* _Exercise task_:
Look for "Read out every word on this page." in the listing below, then copy exactly the line it appears in and all lines after it to the end, and nothing more.
----------------
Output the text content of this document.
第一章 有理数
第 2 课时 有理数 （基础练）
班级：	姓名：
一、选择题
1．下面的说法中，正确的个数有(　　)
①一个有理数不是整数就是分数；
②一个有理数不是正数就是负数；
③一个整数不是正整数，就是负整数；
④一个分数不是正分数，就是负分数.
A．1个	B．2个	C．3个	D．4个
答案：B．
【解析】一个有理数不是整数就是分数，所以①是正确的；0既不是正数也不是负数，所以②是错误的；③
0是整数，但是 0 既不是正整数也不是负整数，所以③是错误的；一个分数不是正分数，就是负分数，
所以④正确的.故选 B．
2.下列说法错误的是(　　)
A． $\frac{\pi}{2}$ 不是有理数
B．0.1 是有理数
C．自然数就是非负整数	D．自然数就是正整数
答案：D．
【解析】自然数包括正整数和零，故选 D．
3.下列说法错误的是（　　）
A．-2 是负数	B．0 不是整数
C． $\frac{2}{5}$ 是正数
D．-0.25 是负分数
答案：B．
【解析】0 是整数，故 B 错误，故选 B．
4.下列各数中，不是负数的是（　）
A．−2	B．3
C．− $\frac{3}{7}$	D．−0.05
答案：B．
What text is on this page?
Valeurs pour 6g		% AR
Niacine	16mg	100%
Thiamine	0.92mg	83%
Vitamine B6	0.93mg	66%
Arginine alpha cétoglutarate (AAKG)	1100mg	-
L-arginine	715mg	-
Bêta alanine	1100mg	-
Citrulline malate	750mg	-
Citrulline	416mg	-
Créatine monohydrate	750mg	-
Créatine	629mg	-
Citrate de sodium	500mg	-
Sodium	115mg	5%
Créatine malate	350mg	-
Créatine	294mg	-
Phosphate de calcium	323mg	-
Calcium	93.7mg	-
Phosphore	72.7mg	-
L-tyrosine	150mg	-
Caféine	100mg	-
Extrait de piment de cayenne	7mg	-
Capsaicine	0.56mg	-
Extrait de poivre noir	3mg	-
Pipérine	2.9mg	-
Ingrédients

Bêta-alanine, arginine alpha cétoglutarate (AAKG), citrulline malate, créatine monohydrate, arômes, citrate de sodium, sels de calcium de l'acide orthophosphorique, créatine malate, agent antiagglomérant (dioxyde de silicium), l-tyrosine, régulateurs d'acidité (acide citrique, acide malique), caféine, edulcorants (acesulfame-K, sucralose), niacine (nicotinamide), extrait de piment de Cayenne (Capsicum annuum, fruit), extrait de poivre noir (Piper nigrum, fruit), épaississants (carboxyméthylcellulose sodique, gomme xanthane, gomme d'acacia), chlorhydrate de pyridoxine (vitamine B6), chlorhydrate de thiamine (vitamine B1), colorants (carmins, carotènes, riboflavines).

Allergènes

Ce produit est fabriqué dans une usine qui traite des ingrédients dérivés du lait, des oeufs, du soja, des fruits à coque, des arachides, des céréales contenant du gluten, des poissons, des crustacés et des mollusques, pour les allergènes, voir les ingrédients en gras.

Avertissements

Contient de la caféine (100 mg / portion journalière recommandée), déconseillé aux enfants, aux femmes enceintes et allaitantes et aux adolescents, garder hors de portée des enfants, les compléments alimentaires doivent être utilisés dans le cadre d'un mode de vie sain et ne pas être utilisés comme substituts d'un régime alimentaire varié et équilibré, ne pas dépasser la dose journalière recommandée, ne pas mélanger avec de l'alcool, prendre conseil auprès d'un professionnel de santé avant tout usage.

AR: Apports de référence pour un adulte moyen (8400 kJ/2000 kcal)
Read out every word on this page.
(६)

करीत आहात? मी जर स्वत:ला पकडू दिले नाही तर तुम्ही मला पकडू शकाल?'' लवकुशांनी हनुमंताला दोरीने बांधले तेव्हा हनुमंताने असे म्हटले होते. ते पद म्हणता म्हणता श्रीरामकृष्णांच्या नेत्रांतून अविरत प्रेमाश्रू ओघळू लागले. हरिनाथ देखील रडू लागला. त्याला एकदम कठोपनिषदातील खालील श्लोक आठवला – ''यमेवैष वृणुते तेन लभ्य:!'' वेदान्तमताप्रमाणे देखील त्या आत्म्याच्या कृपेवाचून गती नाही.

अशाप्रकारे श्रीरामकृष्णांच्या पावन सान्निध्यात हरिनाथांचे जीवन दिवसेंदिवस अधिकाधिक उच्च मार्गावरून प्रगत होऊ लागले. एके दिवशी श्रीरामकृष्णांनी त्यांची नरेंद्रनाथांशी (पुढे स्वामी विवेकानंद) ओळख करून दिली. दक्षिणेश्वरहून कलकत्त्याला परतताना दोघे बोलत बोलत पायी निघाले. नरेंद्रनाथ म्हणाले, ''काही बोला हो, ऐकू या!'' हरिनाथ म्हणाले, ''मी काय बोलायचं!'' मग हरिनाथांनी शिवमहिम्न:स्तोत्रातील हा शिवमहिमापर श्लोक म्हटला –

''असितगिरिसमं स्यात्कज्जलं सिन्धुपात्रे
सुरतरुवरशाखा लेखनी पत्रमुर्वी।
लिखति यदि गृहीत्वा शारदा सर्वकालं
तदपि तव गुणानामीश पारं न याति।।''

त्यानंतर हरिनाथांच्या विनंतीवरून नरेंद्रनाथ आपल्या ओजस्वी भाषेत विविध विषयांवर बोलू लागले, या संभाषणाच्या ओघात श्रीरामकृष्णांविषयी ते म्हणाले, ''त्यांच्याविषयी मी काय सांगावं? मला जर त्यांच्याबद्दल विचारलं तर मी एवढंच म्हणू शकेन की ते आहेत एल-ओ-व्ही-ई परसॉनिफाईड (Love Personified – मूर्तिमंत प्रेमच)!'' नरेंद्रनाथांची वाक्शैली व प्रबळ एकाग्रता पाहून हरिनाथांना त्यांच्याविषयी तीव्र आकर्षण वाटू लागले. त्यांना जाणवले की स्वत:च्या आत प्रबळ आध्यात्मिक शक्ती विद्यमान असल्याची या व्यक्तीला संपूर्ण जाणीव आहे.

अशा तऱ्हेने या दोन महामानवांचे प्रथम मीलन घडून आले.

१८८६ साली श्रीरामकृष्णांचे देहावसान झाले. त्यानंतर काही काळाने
----------------
* _Problem solution_:
Read out every word on this page.
(६)

करीत आहात? मी जर स्वत:ला पकडू दिले नाही तर तुम्ही मला पकडू शकाल?'' लवकुशांनी हनुमंताला दोरीने बांधले तेव्हा हनुमंताने असे म्हटले होते. ते पद म्हणता म्हणता श्रीरामकृष्णांच्या नेत्रांतून अविरत प्रेमाश्रू ओघळू लागले. हरिनाथ देखील रडू लागला. त्याला एकदम कठोपनिषदातील खालील श्लोक आठवला – ''यमेवैष वृणुते तेन लभ्य:!'' वेदान्तमताप्रमाणे देखील त्या आत्म्याच्या कृपेवाचून गती नाही.

अशाप्रकारे श्रीरामकृष्णांच्या पावन सान्निध्यात हरिनाथांचे जीवन दिवसेंदिवस अधिकाधिक उच्च मार्गावरून प्रगत होऊ लागले. एके दिवशी श्रीरामकृष्णांनी त्यांची नरेंद्रनाथांशी (पुढे स्वामी विवेकानंद) ओळख करून दिली. दक्षिणेश्वरहून कलकत्त्याला परतताना दोघे बोलत बोलत पायी निघाले. नरेंद्रनाथ म्हणाले, ''काही बोला हो, ऐकू या!'' हरिनाथ म्हणाले, ''मी काय बोलायचं!'' मग हरिनाथांनी शिवमहिम्न:स्तोत्रातील हा शिवमहिमापर श्लोक म्हटला –

''असितगिरिसमं स्यात्कज्जलं सिन्धुपात्रे
सुरतरुवरशाखा लेखनी पत्रमुर्वी।
लिखति यदि गृहीत्वा शारदा सर्वकालं
तदपि तव गुणानामीश पारं न याति।।''

त्यानंतर हरिनाथांच्या विनंतीवरून नरेंद्रनाथ आपल्या ओजस्वी भाषेत विविध विषयांवर बोलू लागले, या संभाषणाच्या ओघात श्रीरामकृष्णांविषयी ते म्हणाले, ''त्यांच्याविषयी मी काय सांगावं? मला जर त्यांच्याबद्दल विचारलं तर मी एवढंच म्हणू शकेन की ते आहेत एल-ओ-व्ही-ई परसॉनिफाईड (Love Personified – मूर्तिमंत प्रेमच)!'' नरेंद्रनाथांची वाक्शैली व प्रबळ एकाग्रता पाहून हरिनाथांना त्यांच्याविषयी तीव्र आकर्षण वाटू लागले. त्यांना जाणवले की स्वत:च्या आत प्रबळ आध्यात्मिक शक्ती विद्यमान असल्याची या व्यक्तीला संपूर्ण जाणीव आहे.

अशा तऱ्हेने या दोन महामानवांचे प्रथम मीलन घडून आले.

१८८६ साली श्रीरामकृष्णांचे देहावसान झाले. त्यानंतर काही काळाने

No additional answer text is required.